Element and coordinate entries:
━━━━
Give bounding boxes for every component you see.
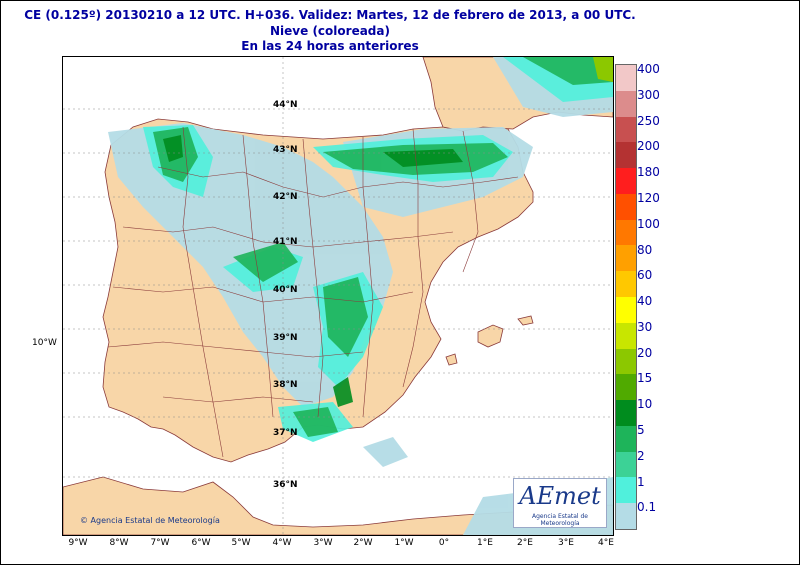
legend-swatch (616, 90, 636, 118)
menorca-land (517, 315, 534, 326)
lon-tick-0: 0° (438, 538, 450, 548)
graticule (63, 57, 613, 535)
lat-label-40n: 40°N (273, 285, 298, 295)
header-line-1: CE (0.125º) 20130210 a 12 UTC. H+036. Va… (24, 8, 636, 22)
snow-field-20 (593, 57, 613, 82)
lat-label-38n: 38°N (273, 380, 298, 390)
color-legend (615, 64, 637, 530)
lon-tick-8w: 8°W (109, 538, 129, 548)
header-line-2: Nieve (coloreada) (270, 24, 390, 38)
legend-swatch (616, 65, 636, 92)
legend-label: 250 (637, 113, 660, 128)
legend-label: 40 (637, 294, 653, 309)
mallorca-land (477, 324, 504, 348)
lon-tick-4w: 4°W (272, 538, 292, 548)
legend-label: 5 (637, 423, 645, 438)
lon-tick-7w: 7°W (150, 538, 170, 548)
legend-swatch (616, 168, 636, 195)
legend-swatch (616, 477, 636, 504)
logo-subtitle: Agencia Estatal de Meteorología (531, 513, 588, 527)
legend-label: 0.1 (637, 500, 657, 515)
header-line-3: En las 24 horas anteriores (241, 39, 419, 53)
lat-label-42n: 42°N (273, 192, 298, 202)
province-borders (107, 126, 519, 458)
legend-label: 60 (637, 268, 653, 283)
lat-label-41n: 41°N (273, 237, 298, 247)
lon-tick-3w: 3°W (313, 538, 333, 548)
legend-swatch (616, 193, 636, 221)
legend-swatch (616, 219, 636, 246)
snow-map (62, 56, 614, 536)
legend-label: 120 (637, 191, 660, 206)
snow-field-10 (163, 135, 463, 407)
lon-tick-2e: 2°E (517, 538, 533, 548)
legend-label: 80 (637, 242, 653, 257)
map-canvas (63, 57, 613, 535)
lon-tick-5w: 5°W (231, 538, 251, 548)
legend-swatch (616, 322, 636, 350)
aemet-logo: AEmet Agencia Estatal de Meteorología (513, 478, 607, 528)
legend-label: 15 (637, 371, 653, 386)
legend-swatch (616, 451, 636, 478)
legend-label: 2 (637, 448, 645, 463)
legend-swatch (616, 503, 636, 530)
ibiza-land (445, 353, 458, 366)
legend-swatch (616, 348, 636, 375)
legend-label: 1 (637, 474, 645, 489)
legend-label: 180 (637, 165, 660, 180)
lon-tick-9w: 9°W (68, 538, 88, 548)
legend-label: 200 (637, 139, 660, 154)
logo-wordmark: AEmet (519, 482, 601, 510)
legend-swatch (616, 142, 636, 169)
lon-tick-6w: 6°W (191, 538, 211, 548)
legend-swatch (616, 245, 636, 272)
legend-swatch (616, 271, 636, 298)
lat-label-44n: 44°N (273, 100, 298, 110)
lon-tick-2w: 2°W (353, 538, 373, 548)
outer-latitude-label: 10°W (32, 338, 57, 348)
lon-tick-1w: 1°W (394, 538, 414, 548)
legend-label: 400 (637, 62, 660, 77)
lon-tick-1e: 1°E (477, 538, 493, 548)
legend-swatch (616, 425, 636, 453)
legend-swatch (616, 297, 636, 324)
legend-label: 20 (637, 345, 653, 360)
legend-label: 30 (637, 319, 653, 334)
legend-swatch (616, 374, 636, 401)
legend-swatch (616, 116, 636, 143)
lat-label-37n: 37°N (273, 428, 298, 438)
legend-swatch (616, 400, 636, 427)
lat-label-43n: 43°N (273, 145, 298, 155)
legend-label: 10 (637, 397, 653, 412)
lon-tick-3e: 3°E (558, 538, 574, 548)
legend-label: 300 (637, 87, 660, 102)
lat-label-36n: 36°N (273, 480, 298, 490)
copyright-credit: © Agencia Estatal de Meteorología (80, 516, 220, 525)
lat-label-39n: 39°N (273, 333, 298, 343)
legend-label: 100 (637, 216, 660, 231)
lon-tick-4e: 4°E (598, 538, 614, 548)
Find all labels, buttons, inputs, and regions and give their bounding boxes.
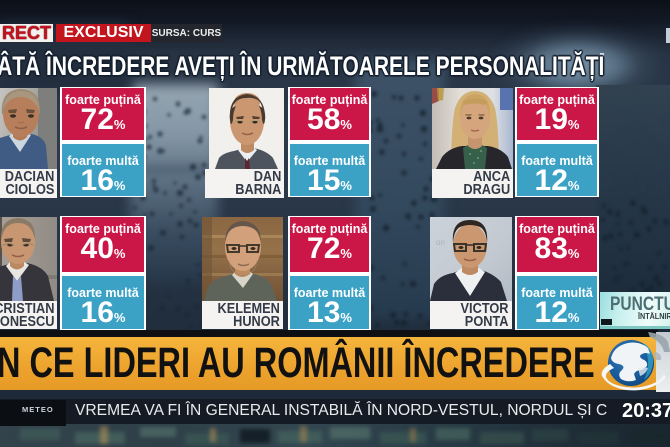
- svg-text:on: on: [436, 238, 445, 247]
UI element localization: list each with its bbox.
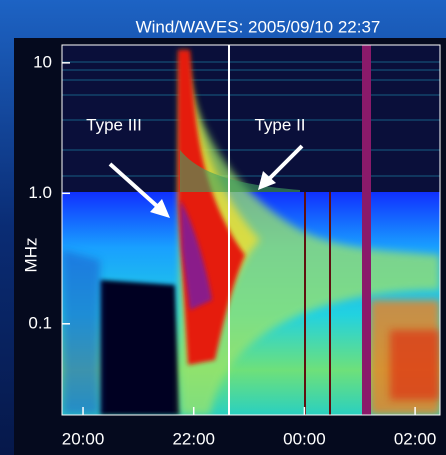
annotation: Type II [254, 115, 305, 134]
chart-title: Wind/WAVES: 2005/09/10 22:37 [136, 17, 381, 36]
y-tick-label: 1.0 [28, 183, 52, 202]
x-tick-label: 00:00 [283, 429, 326, 448]
x-tick-label: 02:00 [394, 429, 437, 448]
x-tick-label: 20:00 [62, 429, 105, 448]
y-axis-label: MHz [21, 238, 40, 273]
y-tick-label: 10 [33, 52, 52, 71]
spectrogram [62, 45, 440, 415]
x-tick-label: 22:00 [172, 429, 215, 448]
y-tick-label: 0.1 [28, 313, 52, 332]
annotation: Type III [86, 115, 142, 134]
chart: Wind/WAVES: 2005/09/10 22:37 MHz Type II… [0, 0, 446, 455]
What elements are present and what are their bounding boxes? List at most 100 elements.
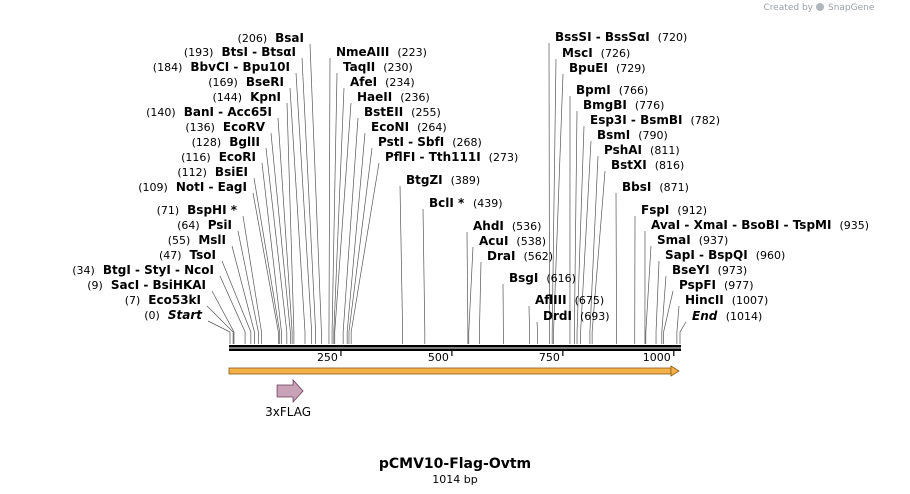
site-position: (616) bbox=[546, 272, 576, 285]
site-label: BseRI (169) bbox=[208, 75, 284, 89]
site-leader bbox=[342, 117, 359, 344]
site-name: PspFI bbox=[679, 278, 716, 292]
site-position: (1014) bbox=[726, 310, 763, 323]
snapgene-logo-icon bbox=[816, 3, 824, 11]
site-label: BtgZI (389) bbox=[406, 173, 480, 187]
site-label: BsgI (616) bbox=[509, 271, 576, 285]
site-label: BclI * (439) bbox=[429, 196, 503, 210]
site-label: AhdI (536) bbox=[473, 219, 541, 233]
site-leader bbox=[301, 57, 317, 344]
ruler-tick-label: 1000 bbox=[643, 351, 671, 364]
site-leader bbox=[277, 117, 293, 344]
site-position: (116) bbox=[181, 151, 211, 164]
site-name: BseYI bbox=[672, 263, 710, 277]
site-leader bbox=[615, 192, 617, 344]
site-position: (169) bbox=[208, 76, 238, 89]
site-label: BtgI - StyI - NcoI (34) bbox=[72, 263, 214, 277]
site-label: BglII (128) bbox=[192, 135, 260, 149]
site-position: (264) bbox=[417, 121, 447, 134]
site-leader bbox=[663, 290, 674, 344]
site-label: BspHI * (71) bbox=[157, 203, 238, 217]
site-leader bbox=[466, 231, 469, 344]
site-position: (675) bbox=[575, 294, 605, 307]
orf-arrow bbox=[228, 365, 680, 377]
site-name: BtsI - BtsαI bbox=[221, 45, 296, 59]
site-position: (268) bbox=[452, 136, 482, 149]
site-position: (729) bbox=[616, 62, 646, 75]
site-position: (782) bbox=[690, 114, 720, 127]
site-name: BbsI bbox=[622, 180, 651, 194]
site-leader bbox=[468, 246, 474, 344]
site-name: BseRI bbox=[246, 75, 284, 89]
site-name: TaqII bbox=[343, 60, 375, 74]
site-name: BmgBI bbox=[583, 98, 627, 112]
site-position: (109) bbox=[138, 181, 168, 194]
site-position: (230) bbox=[383, 61, 413, 74]
site-name: EcoRV bbox=[223, 120, 266, 134]
site-leader bbox=[237, 230, 259, 344]
site-label: TsoI (47) bbox=[159, 248, 216, 262]
site-name: End bbox=[692, 309, 718, 323]
site-position: (206) bbox=[238, 32, 268, 45]
backbone-top-strand bbox=[229, 345, 681, 348]
site-label: Start (0) bbox=[144, 308, 203, 322]
site-leader bbox=[309, 43, 322, 344]
site-label: EcoNI (264) bbox=[371, 120, 447, 134]
site-name: BsmI bbox=[597, 128, 630, 142]
site-name: AvaI - XmaI - BsoBI - TspMI bbox=[651, 218, 831, 232]
site-position: (193) bbox=[184, 46, 214, 59]
site-position: (536) bbox=[512, 220, 542, 233]
site-label: End (1014) bbox=[692, 309, 762, 323]
site-leader bbox=[676, 305, 680, 344]
site-name: BssSI - BssSαI bbox=[555, 30, 650, 44]
site-leader bbox=[333, 87, 345, 344]
site-name: BpmI bbox=[576, 83, 611, 97]
site-name: AflIII bbox=[535, 293, 567, 307]
site-name: BpuEI bbox=[569, 61, 608, 75]
site-label: BbvCI - Bpu10I (184) bbox=[153, 60, 290, 74]
site-label: KpnI (144) bbox=[213, 90, 282, 104]
site-name: BspHI * bbox=[187, 203, 238, 217]
site-name: HincII bbox=[685, 293, 724, 307]
site-name: BtgI - StyI - NcoI bbox=[103, 263, 214, 277]
site-position: (140) bbox=[146, 106, 176, 119]
site-position: (55) bbox=[168, 234, 191, 247]
site-position: (71) bbox=[157, 204, 180, 217]
site-label: MscI (726) bbox=[562, 46, 630, 60]
site-name: NotI - EagI bbox=[176, 180, 247, 194]
site-label: SmaI (937) bbox=[657, 233, 728, 247]
site-label: BbsI (871) bbox=[622, 180, 689, 194]
site-position: (112) bbox=[177, 166, 207, 179]
site-position: (776) bbox=[635, 99, 665, 112]
backbone-bottom-strand bbox=[229, 348, 681, 351]
site-leader bbox=[270, 132, 291, 344]
site-label: Eco53kI (7) bbox=[125, 293, 201, 307]
site-leader bbox=[295, 72, 313, 344]
site-labels: Start(0)Eco53kI(7)SacI - BsiHKAI(9)BtgI … bbox=[72, 30, 869, 323]
site-leader bbox=[591, 170, 606, 344]
site-label: Esp3I - BsmBI (782) bbox=[590, 113, 720, 127]
ruler-tick-label: 750 bbox=[539, 351, 560, 364]
site-leader bbox=[422, 208, 426, 344]
site-label: BseYI (973) bbox=[672, 263, 747, 277]
site-position: (128) bbox=[192, 136, 222, 149]
snapgene-credit: Created by SnapGene bbox=[763, 3, 875, 13]
site-name: SacI - BsiHKAI bbox=[111, 278, 206, 292]
site-leader bbox=[399, 185, 403, 344]
site-name: MscI bbox=[562, 46, 593, 60]
site-position: (9) bbox=[87, 279, 103, 292]
site-label: BstXI (816) bbox=[611, 158, 684, 172]
site-position: (7) bbox=[125, 294, 141, 307]
site-label: EcoRV (136) bbox=[185, 120, 265, 134]
site-label: FspI (912) bbox=[641, 203, 707, 217]
site-name: PsiI bbox=[208, 218, 232, 232]
ruler: 250 500 750 1000 bbox=[317, 350, 675, 364]
map-length: 1014 bp bbox=[432, 473, 477, 486]
site-leader-lines bbox=[206, 42, 687, 344]
site-name: PstI - SbfI bbox=[378, 135, 444, 149]
site-leader bbox=[574, 110, 578, 344]
site-position: (977) bbox=[724, 279, 754, 292]
site-label: PflFI - Tth111I (273) bbox=[385, 150, 518, 164]
site-label: EcoRI (116) bbox=[181, 150, 256, 164]
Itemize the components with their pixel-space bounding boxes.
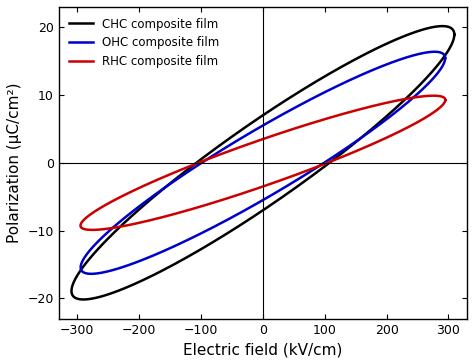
CHC composite film [80,297,86,302]
Legend: CHC composite film, OHC composite film, RHC composite film: CHC composite film, OHC composite film, … [64,13,224,73]
RHC composite film [428,94,434,98]
CHC composite film [94,295,100,300]
RHC composite film [144,219,149,223]
Line: RHC composite film: RHC composite film [81,96,445,230]
RHC composite film [119,224,125,229]
CHC composite film [112,290,118,294]
X-axis label: Electric field (kV/cm): Electric field (kV/cm) [183,342,343,357]
CHC composite film [451,32,457,37]
CHC composite film [451,32,457,37]
OHC composite film [380,120,385,124]
RHC composite film [442,98,448,102]
Line: OHC composite film: OHC composite film [81,52,445,274]
Y-axis label: Polarization (μC/cm²): Polarization (μC/cm²) [7,83,22,243]
OHC composite film [432,50,438,54]
OHC composite film [442,56,448,60]
RHC composite film [431,94,437,98]
OHC composite film [273,190,278,195]
Line: CHC composite film: CHC composite film [72,26,454,300]
RHC composite film [102,227,108,231]
CHC composite film [273,199,279,203]
CHC composite film [385,112,391,117]
CHC composite film [439,24,445,28]
CHC composite film [437,24,442,28]
OHC composite film [442,56,448,60]
RHC composite film [273,180,278,184]
OHC composite film [89,272,94,276]
OHC composite film [102,270,108,274]
RHC composite film [89,228,95,232]
CHC composite film [138,279,144,284]
RHC composite film [380,138,385,142]
OHC composite film [144,256,149,261]
OHC composite film [119,265,125,269]
OHC composite film [428,50,434,54]
RHC composite film [442,98,448,102]
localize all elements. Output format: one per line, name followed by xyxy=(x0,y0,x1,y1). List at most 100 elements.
━━━━
What is needed: Please identify every line in the entries above that contains the string "strand", and copy each one.

Output of the task:
backbone-top-strand bbox=[229, 345, 681, 348]
backbone-bottom-strand bbox=[229, 348, 681, 351]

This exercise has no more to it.